WRITTEN PROBLEM:
In the listing below, identify each line with the word "name" and return those lines.

[Figure data in JSON]
— begin —
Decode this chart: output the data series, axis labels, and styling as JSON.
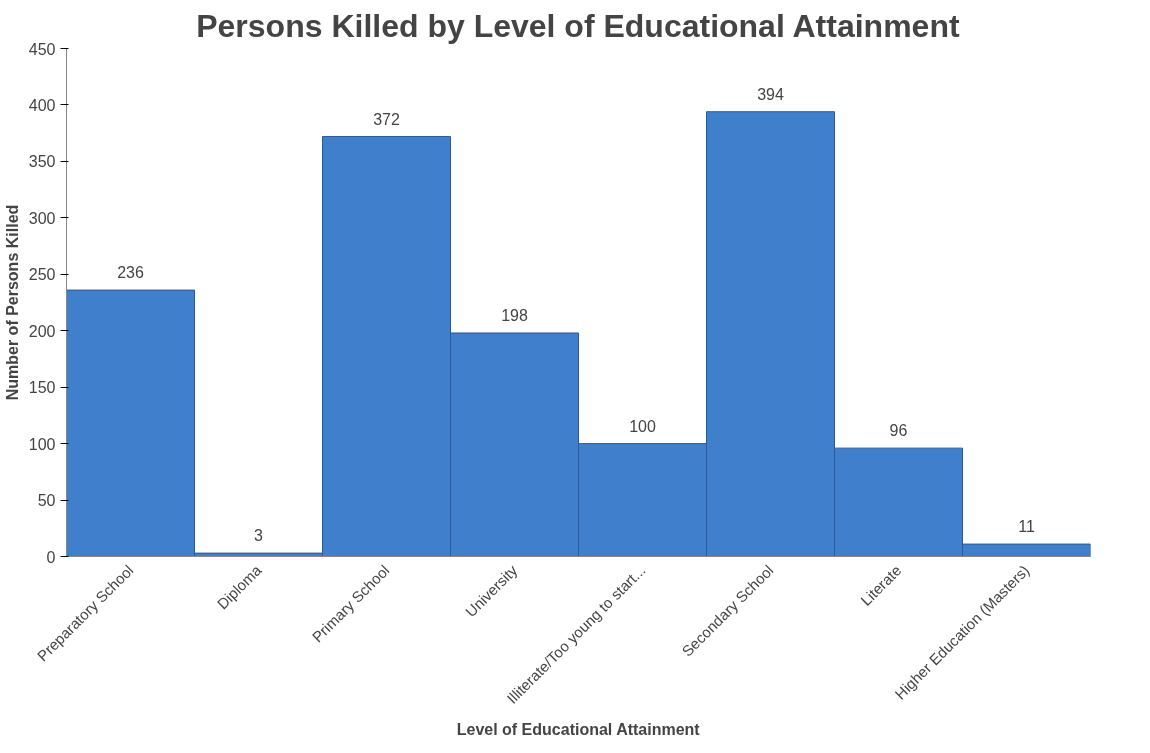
{
  "chart_data": {
    "type": "bar",
    "title": "Persons Killed by Level of Educational Attainment",
    "xlabel": "Level of Educational Attainment",
    "ylabel": "Number of Persons Killed",
    "categories": [
      "Preparatory School",
      "Diploma",
      "Primary School",
      "University",
      "Illiterate/Too young to start...",
      "Secondary School",
      "Literate",
      "Higher Education (Masters)"
    ],
    "values": [
      236,
      3,
      372,
      198,
      100,
      394,
      96,
      11
    ],
    "color": "#3f7fcc",
    "ylim": [
      0,
      450
    ],
    "yticks": [
      0,
      50,
      100,
      150,
      200,
      250,
      300,
      350,
      400,
      450
    ],
    "data_labels": true,
    "grid": false
  }
}
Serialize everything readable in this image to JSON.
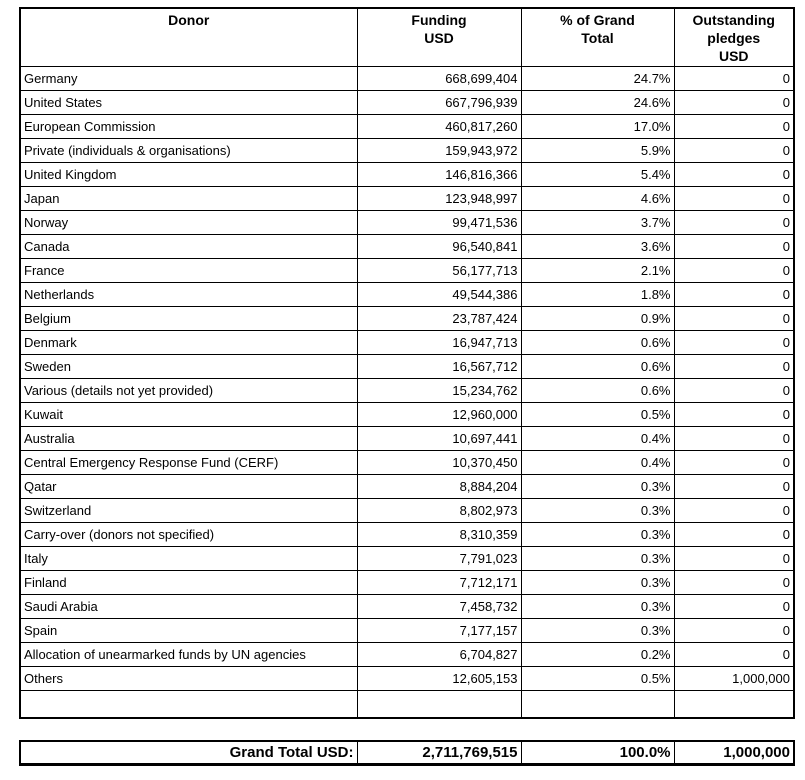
{
  "page": {
    "background": "#ffffff",
    "text_color": "#000000",
    "border_color": "#000000"
  },
  "table": {
    "columns": [
      {
        "name": "donor",
        "lines": [
          "Donor"
        ]
      },
      {
        "name": "funding-usd",
        "lines": [
          "Funding",
          "USD"
        ]
      },
      {
        "name": "percent-of-grand-total",
        "lines": [
          "% of Grand",
          "Total"
        ]
      },
      {
        "name": "outstanding-pledges-usd",
        "lines": [
          "Outstanding",
          "pledges",
          "USD"
        ]
      }
    ],
    "rows": [
      [
        "Germany",
        "668,699,404",
        "24.7%",
        "0"
      ],
      [
        "United States",
        "667,796,939",
        "24.6%",
        "0"
      ],
      [
        "European Commission",
        "460,817,260",
        "17.0%",
        "0"
      ],
      [
        "Private (individuals & organisations)",
        "159,943,972",
        "5.9%",
        "0"
      ],
      [
        "United Kingdom",
        "146,816,366",
        "5.4%",
        "0"
      ],
      [
        "Japan",
        "123,948,997",
        "4.6%",
        "0"
      ],
      [
        "Norway",
        "99,471,536",
        "3.7%",
        "0"
      ],
      [
        "Canada",
        "96,540,841",
        "3.6%",
        "0"
      ],
      [
        "France",
        "56,177,713",
        "2.1%",
        "0"
      ],
      [
        "Netherlands",
        "49,544,386",
        "1.8%",
        "0"
      ],
      [
        "Belgium",
        "23,787,424",
        "0.9%",
        "0"
      ],
      [
        "Denmark",
        "16,947,713",
        "0.6%",
        "0"
      ],
      [
        "Sweden",
        "16,567,712",
        "0.6%",
        "0"
      ],
      [
        "Various (details not yet provided)",
        "15,234,762",
        "0.6%",
        "0"
      ],
      [
        "Kuwait",
        "12,960,000",
        "0.5%",
        "0"
      ],
      [
        "Australia",
        "10,697,441",
        "0.4%",
        "0"
      ],
      [
        "Central Emergency Response Fund (CERF)",
        "10,370,450",
        "0.4%",
        "0"
      ],
      [
        "Qatar",
        "8,884,204",
        "0.3%",
        "0"
      ],
      [
        "Switzerland",
        "8,802,973",
        "0.3%",
        "0"
      ],
      [
        "Carry-over (donors not specified)",
        "8,310,359",
        "0.3%",
        "0"
      ],
      [
        "Italy",
        "7,791,023",
        "0.3%",
        "0"
      ],
      [
        "Finland",
        "7,712,171",
        "0.3%",
        "0"
      ],
      [
        "Saudi Arabia",
        "7,458,732",
        "0.3%",
        "0"
      ],
      [
        "Spain",
        "7,177,157",
        "0.3%",
        "0"
      ],
      [
        "Allocation of unearmarked funds by UN agencies",
        "6,704,827",
        "0.2%",
        "0"
      ],
      [
        "Others",
        "12,605,153",
        "0.5%",
        "1,000,000"
      ]
    ]
  },
  "grand_total": {
    "label": "Grand Total  USD:",
    "funding": "2,711,769,515",
    "percent": "100.0%",
    "outstanding": "1,000,000"
  }
}
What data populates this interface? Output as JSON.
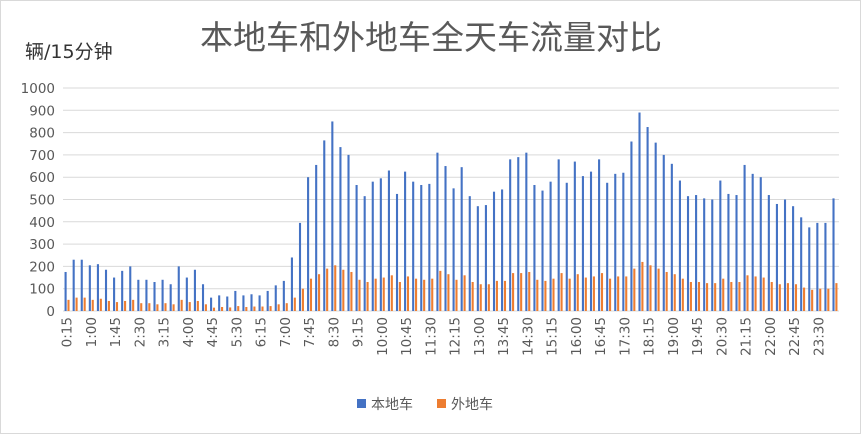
{
  "chart_data": {
    "type": "bar",
    "title": "本地车和外地车全天车流量对比",
    "ylabel": "辆/15分钟",
    "xlabel": "",
    "ylim": [
      0,
      1000
    ],
    "y_ticks": [
      0,
      100,
      200,
      300,
      400,
      500,
      600,
      700,
      800,
      900,
      1000
    ],
    "grid": true,
    "legend_position": "bottom-center",
    "x_tick_labels": [
      "0:15",
      "1:00",
      "1:45",
      "2:30",
      "3:15",
      "4:00",
      "4:45",
      "5:30",
      "6:15",
      "7:00",
      "7:45",
      "8:30",
      "9:15",
      "10:00",
      "10:45",
      "11:30",
      "12:15",
      "13:00",
      "13:45",
      "14:30",
      "15:15",
      "16:00",
      "16:45",
      "17:30",
      "18:15",
      "19:00",
      "19:45",
      "20:30",
      "21:15",
      "22:00",
      "22:45",
      "23:30"
    ],
    "series": [
      {
        "name": "本地车",
        "color": "#4472c4",
        "values": [
          175,
          230,
          230,
          205,
          210,
          185,
          150,
          180,
          200,
          140,
          140,
          130,
          140,
          120,
          200,
          150,
          185,
          120,
          60,
          70,
          65,
          90,
          70,
          75,
          70,
          90,
          115,
          135,
          240,
          395,
          600,
          655,
          765,
          850,
          735,
          700,
          565,
          515,
          580,
          595,
          630,
          525,
          625,
          580,
          565,
          570,
          710,
          650,
          550,
          645,
          515,
          470,
          475,
          535,
          545,
          680,
          690,
          710,
          565,
          540,
          580,
          680,
          575,
          670,
          605,
          625,
          680,
          575,
          615,
          620,
          760,
          890,
          825,
          755,
          700,
          660,
          585,
          515,
          520,
          505,
          500,
          585,
          525,
          520,
          655,
          615,
          600,
          520,
          480,
          500,
          470,
          420,
          375,
          395,
          395,
          505
        ]
      },
      {
        "name": "外地车",
        "color": "#ed7d31",
        "values": [
          50,
          60,
          60,
          50,
          55,
          45,
          40,
          45,
          50,
          35,
          35,
          30,
          35,
          30,
          50,
          40,
          45,
          30,
          15,
          18,
          16,
          22,
          18,
          20,
          20,
          22,
          30,
          35,
          60,
          100,
          145,
          165,
          190,
          205,
          185,
          175,
          140,
          130,
          145,
          150,
          160,
          130,
          155,
          145,
          140,
          145,
          180,
          165,
          140,
          160,
          130,
          120,
          120,
          135,
          135,
          170,
          170,
          175,
          140,
          135,
          145,
          170,
          145,
          165,
          150,
          155,
          170,
          145,
          155,
          155,
          190,
          220,
          205,
          190,
          175,
          165,
          145,
          130,
          130,
          125,
          125,
          145,
          130,
          130,
          160,
          155,
          150,
          130,
          120,
          125,
          120,
          105,
          95,
          100,
          100,
          125
        ]
      }
    ]
  }
}
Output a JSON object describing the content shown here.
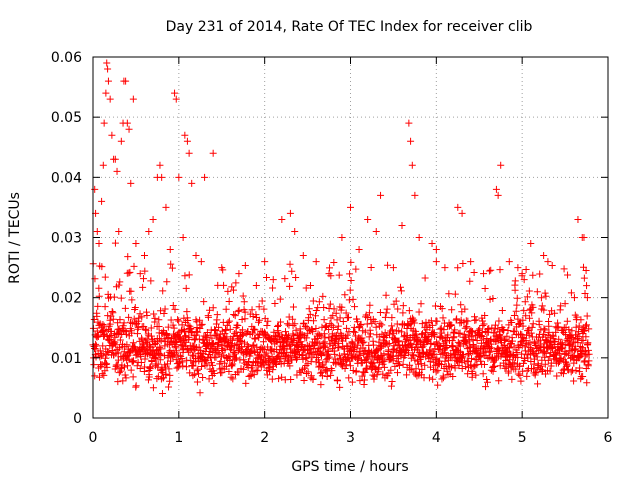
{
  "chart_data": {
    "type": "scatter",
    "title": "Day 231 of 2014, Rate Of TEC Index for receiver clib",
    "xlabel": "GPS time / hours",
    "ylabel": "ROTI / TECUs",
    "xlim": [
      0,
      6
    ],
    "ylim": [
      0,
      0.06
    ],
    "x_ticks": [
      0,
      1,
      2,
      3,
      4,
      5,
      6
    ],
    "x_tick_labels": [
      "0",
      "1",
      "2",
      "3",
      "4",
      "5",
      "6"
    ],
    "y_ticks": [
      0,
      0.01,
      0.02,
      0.03,
      0.04,
      0.05,
      0.06
    ],
    "y_tick_labels": [
      "0",
      "0.01",
      "0.02",
      "0.03",
      "0.04",
      "0.05",
      "0.06"
    ],
    "grid": true,
    "marker": "+",
    "series_color": "#ff0000",
    "x_data_range": [
      0,
      5.78
    ],
    "series": [
      {
        "name": "ROTI",
        "highlights": [
          [
            0.02,
            0.038
          ],
          [
            0.03,
            0.034
          ],
          [
            0.05,
            0.031
          ],
          [
            0.07,
            0.029
          ],
          [
            0.1,
            0.036
          ],
          [
            0.12,
            0.042
          ],
          [
            0.13,
            0.049
          ],
          [
            0.15,
            0.054
          ],
          [
            0.16,
            0.059
          ],
          [
            0.17,
            0.058
          ],
          [
            0.18,
            0.056
          ],
          [
            0.2,
            0.053
          ],
          [
            0.22,
            0.047
          ],
          [
            0.24,
            0.043
          ],
          [
            0.26,
            0.043
          ],
          [
            0.28,
            0.041
          ],
          [
            0.3,
            0.031
          ],
          [
            0.33,
            0.046
          ],
          [
            0.35,
            0.049
          ],
          [
            0.36,
            0.056
          ],
          [
            0.38,
            0.056
          ],
          [
            0.4,
            0.049
          ],
          [
            0.42,
            0.048
          ],
          [
            0.44,
            0.039
          ],
          [
            0.47,
            0.053
          ],
          [
            0.5,
            0.029
          ],
          [
            0.55,
            0.024
          ],
          [
            0.6,
            0.027
          ],
          [
            0.65,
            0.031
          ],
          [
            0.7,
            0.033
          ],
          [
            0.75,
            0.04
          ],
          [
            0.78,
            0.042
          ],
          [
            0.8,
            0.04
          ],
          [
            0.85,
            0.035
          ],
          [
            0.9,
            0.028
          ],
          [
            0.95,
            0.054
          ],
          [
            0.97,
            0.053
          ],
          [
            1.0,
            0.04
          ],
          [
            1.05,
            0.03
          ],
          [
            1.07,
            0.047
          ],
          [
            1.1,
            0.046
          ],
          [
            1.12,
            0.044
          ],
          [
            1.15,
            0.039
          ],
          [
            1.2,
            0.027
          ],
          [
            1.3,
            0.04
          ],
          [
            1.4,
            0.044
          ],
          [
            1.5,
            0.025
          ],
          [
            1.7,
            0.024
          ],
          [
            2.0,
            0.026
          ],
          [
            2.1,
            0.023
          ],
          [
            2.2,
            0.033
          ],
          [
            2.3,
            0.034
          ],
          [
            2.35,
            0.031
          ],
          [
            2.45,
            0.027
          ],
          [
            2.6,
            0.026
          ],
          [
            2.75,
            0.024
          ],
          [
            2.9,
            0.03
          ],
          [
            3.0,
            0.035
          ],
          [
            3.1,
            0.028
          ],
          [
            3.2,
            0.033
          ],
          [
            3.3,
            0.031
          ],
          [
            3.35,
            0.037
          ],
          [
            3.5,
            0.025
          ],
          [
            3.6,
            0.032
          ],
          [
            3.68,
            0.049
          ],
          [
            3.7,
            0.046
          ],
          [
            3.72,
            0.042
          ],
          [
            3.75,
            0.037
          ],
          [
            3.8,
            0.03
          ],
          [
            3.95,
            0.029
          ],
          [
            4.0,
            0.028
          ],
          [
            4.1,
            0.025
          ],
          [
            4.25,
            0.035
          ],
          [
            4.3,
            0.034
          ],
          [
            4.4,
            0.026
          ],
          [
            4.55,
            0.024
          ],
          [
            4.7,
            0.038
          ],
          [
            4.72,
            0.037
          ],
          [
            4.75,
            0.042
          ],
          [
            4.85,
            0.026
          ],
          [
            4.95,
            0.025
          ],
          [
            5.0,
            0.024
          ],
          [
            5.1,
            0.029
          ],
          [
            5.25,
            0.027
          ],
          [
            5.3,
            0.026
          ],
          [
            5.5,
            0.019
          ],
          [
            5.65,
            0.033
          ],
          [
            5.7,
            0.03
          ],
          [
            5.72,
            0.03
          ],
          [
            5.75,
            0.022
          ],
          [
            5.76,
            0.02
          ]
        ]
      }
    ]
  }
}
— end —
RESPONSE:
        "name": "donor",
        "name": "funding-usd",
        "name": "percent-of-grand-total",
        "name": "outstanding-pledges-usd",
        "name": "本地车",
        "name": "外地车",
        "name": "ROTI",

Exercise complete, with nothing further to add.